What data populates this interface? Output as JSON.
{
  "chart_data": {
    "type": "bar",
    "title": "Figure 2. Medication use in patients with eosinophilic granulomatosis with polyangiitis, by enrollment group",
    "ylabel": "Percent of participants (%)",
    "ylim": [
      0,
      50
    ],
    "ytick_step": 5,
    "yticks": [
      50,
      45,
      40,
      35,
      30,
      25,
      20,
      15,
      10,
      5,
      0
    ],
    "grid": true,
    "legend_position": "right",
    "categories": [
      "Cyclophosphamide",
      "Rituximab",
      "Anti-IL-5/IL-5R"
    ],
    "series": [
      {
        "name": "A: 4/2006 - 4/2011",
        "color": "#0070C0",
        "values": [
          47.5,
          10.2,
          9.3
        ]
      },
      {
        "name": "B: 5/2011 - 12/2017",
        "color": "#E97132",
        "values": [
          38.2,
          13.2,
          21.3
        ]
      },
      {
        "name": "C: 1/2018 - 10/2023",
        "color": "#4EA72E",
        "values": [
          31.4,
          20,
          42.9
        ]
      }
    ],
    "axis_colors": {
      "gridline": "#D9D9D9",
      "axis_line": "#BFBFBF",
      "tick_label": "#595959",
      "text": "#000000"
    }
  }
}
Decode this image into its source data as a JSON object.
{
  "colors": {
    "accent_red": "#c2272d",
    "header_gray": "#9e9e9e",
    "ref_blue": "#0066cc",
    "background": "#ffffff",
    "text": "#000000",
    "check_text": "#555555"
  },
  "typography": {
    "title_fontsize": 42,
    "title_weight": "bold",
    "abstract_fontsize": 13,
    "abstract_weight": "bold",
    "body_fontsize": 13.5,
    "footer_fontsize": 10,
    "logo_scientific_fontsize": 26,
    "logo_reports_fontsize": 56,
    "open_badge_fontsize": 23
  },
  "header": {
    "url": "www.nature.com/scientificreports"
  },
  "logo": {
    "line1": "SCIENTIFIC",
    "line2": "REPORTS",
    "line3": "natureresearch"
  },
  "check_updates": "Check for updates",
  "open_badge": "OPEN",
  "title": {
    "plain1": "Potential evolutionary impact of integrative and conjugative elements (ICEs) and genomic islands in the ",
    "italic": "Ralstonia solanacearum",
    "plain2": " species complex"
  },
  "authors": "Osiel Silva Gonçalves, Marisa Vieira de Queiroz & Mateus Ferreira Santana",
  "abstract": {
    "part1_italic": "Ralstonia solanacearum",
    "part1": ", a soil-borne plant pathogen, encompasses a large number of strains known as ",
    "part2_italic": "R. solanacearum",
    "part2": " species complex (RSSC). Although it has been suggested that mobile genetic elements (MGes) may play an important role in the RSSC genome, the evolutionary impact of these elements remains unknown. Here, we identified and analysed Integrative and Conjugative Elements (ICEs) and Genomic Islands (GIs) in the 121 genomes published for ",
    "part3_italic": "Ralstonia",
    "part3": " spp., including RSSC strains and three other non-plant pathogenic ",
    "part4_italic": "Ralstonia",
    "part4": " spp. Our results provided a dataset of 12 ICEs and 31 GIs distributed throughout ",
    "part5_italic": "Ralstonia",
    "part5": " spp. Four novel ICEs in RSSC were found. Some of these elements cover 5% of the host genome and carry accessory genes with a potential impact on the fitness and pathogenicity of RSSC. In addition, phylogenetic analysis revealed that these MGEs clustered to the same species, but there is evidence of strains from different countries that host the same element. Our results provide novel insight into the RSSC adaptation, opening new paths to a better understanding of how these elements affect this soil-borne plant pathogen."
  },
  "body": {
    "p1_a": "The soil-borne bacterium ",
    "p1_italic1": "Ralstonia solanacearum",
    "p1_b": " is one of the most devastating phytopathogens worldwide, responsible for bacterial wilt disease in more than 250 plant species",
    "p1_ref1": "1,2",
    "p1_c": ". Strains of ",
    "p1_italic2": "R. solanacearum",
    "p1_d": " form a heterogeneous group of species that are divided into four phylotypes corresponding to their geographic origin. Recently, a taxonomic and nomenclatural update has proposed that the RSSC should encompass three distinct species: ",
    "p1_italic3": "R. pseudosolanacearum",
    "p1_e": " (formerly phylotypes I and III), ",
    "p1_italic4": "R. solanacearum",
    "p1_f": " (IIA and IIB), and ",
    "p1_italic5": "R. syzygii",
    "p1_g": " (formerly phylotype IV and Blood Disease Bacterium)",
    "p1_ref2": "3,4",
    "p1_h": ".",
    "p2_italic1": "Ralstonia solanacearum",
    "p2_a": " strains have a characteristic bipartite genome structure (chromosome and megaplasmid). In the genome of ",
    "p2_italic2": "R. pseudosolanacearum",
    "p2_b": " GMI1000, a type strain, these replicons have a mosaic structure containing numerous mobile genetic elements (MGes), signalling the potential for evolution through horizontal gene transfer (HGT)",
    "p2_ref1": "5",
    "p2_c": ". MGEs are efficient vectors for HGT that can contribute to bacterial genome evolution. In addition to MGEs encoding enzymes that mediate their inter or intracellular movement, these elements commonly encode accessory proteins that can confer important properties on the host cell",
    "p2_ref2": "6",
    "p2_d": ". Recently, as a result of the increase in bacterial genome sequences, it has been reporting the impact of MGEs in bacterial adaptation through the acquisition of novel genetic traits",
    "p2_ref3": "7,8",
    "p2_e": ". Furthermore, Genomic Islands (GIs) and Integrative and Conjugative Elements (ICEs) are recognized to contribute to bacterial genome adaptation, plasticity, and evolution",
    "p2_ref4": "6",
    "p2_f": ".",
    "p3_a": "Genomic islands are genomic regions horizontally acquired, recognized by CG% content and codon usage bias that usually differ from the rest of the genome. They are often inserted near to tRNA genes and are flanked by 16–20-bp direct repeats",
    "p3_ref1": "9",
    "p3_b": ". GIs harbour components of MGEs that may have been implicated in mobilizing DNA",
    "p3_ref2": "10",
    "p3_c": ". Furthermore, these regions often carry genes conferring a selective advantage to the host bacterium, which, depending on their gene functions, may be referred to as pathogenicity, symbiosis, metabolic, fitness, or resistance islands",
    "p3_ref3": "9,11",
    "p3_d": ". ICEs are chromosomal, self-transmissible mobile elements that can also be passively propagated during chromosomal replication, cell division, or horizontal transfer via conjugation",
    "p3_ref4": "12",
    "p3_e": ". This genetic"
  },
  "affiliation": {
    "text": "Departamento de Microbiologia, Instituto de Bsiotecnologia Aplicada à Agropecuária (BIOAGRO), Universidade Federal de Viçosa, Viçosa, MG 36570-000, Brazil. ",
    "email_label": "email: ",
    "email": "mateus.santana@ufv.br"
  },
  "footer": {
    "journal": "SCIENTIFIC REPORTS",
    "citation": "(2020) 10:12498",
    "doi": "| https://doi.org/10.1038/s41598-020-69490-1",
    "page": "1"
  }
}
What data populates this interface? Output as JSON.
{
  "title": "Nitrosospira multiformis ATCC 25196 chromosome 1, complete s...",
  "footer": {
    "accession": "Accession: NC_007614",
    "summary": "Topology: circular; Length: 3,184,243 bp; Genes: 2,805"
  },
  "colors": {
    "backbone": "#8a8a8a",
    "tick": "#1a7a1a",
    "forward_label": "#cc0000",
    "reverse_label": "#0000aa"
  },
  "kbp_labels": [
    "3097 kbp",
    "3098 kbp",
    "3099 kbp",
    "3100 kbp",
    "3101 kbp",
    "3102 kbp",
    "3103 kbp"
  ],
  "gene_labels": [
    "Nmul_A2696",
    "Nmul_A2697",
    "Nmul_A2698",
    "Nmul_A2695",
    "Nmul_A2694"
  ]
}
● ● ● ●
When a line in the material above includes "Recently", report that line by copying it.

=== Solution to the problem ===
    "p1_d": " form a heterogeneous group of species that are divided into four phylotypes corresponding to their geographic origin. Recently, a taxonomic and nomenclatural update has proposed that the RSSC should encompass three distinct species: ",
    "p2_d": ". Recently, as a result of the increase in bacterial genome sequences, it has been reporting the impact of MGEs in bacterial adaptation through the acquisition of novel genetic traits",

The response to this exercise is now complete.